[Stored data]
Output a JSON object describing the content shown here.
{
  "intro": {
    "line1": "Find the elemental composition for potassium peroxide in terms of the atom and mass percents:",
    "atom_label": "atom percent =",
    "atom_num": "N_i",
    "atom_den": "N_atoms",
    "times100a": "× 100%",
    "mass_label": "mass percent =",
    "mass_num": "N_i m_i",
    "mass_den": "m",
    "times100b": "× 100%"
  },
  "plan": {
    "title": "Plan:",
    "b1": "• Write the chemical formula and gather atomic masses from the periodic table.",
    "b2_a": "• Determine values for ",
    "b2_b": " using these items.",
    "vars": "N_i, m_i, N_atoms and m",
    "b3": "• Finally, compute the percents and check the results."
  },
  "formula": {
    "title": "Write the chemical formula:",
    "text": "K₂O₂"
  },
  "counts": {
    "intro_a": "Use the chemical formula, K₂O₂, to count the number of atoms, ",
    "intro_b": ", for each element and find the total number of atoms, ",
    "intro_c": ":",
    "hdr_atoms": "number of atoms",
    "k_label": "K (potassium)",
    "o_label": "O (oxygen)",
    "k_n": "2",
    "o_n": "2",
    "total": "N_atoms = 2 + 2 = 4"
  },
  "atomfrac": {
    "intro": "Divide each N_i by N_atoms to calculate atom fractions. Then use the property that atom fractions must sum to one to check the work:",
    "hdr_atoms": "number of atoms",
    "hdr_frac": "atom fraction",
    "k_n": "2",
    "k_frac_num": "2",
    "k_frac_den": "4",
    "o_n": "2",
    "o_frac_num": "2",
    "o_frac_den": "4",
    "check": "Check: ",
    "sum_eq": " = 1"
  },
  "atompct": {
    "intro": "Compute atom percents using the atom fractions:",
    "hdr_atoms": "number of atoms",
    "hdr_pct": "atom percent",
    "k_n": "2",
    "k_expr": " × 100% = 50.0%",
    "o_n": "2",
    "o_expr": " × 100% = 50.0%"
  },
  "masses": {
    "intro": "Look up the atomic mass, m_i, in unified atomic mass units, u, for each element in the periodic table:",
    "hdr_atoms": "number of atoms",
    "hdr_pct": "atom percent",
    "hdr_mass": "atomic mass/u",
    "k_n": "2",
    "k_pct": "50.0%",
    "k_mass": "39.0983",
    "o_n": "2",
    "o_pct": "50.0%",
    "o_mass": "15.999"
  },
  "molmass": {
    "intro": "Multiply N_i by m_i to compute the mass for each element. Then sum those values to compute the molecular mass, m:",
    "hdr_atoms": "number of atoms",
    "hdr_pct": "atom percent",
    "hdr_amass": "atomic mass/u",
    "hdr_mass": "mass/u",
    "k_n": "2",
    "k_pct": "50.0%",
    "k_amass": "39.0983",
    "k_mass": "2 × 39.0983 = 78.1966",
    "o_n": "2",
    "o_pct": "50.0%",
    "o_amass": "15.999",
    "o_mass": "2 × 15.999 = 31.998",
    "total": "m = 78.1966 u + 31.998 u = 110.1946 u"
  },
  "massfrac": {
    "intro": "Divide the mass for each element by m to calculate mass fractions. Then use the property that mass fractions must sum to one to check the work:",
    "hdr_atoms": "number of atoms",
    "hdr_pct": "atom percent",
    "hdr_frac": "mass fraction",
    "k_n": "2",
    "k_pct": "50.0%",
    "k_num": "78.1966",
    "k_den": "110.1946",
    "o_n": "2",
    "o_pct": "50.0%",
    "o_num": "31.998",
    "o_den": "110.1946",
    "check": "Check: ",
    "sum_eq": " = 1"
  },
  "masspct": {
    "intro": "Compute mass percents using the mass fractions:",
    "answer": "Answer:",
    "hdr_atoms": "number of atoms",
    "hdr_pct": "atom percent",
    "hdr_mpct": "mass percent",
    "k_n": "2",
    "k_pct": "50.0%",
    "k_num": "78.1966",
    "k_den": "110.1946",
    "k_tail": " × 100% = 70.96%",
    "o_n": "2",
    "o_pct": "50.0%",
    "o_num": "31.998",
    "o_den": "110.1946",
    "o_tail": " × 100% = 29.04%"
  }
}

### [What is asked]
Copy all lines above containing the string "Write".

### [Solution to the problem]
    "b1": "• Write the chemical formula and gather atomic masses from the periodic table.",
    "title": "Write the chemical formula:",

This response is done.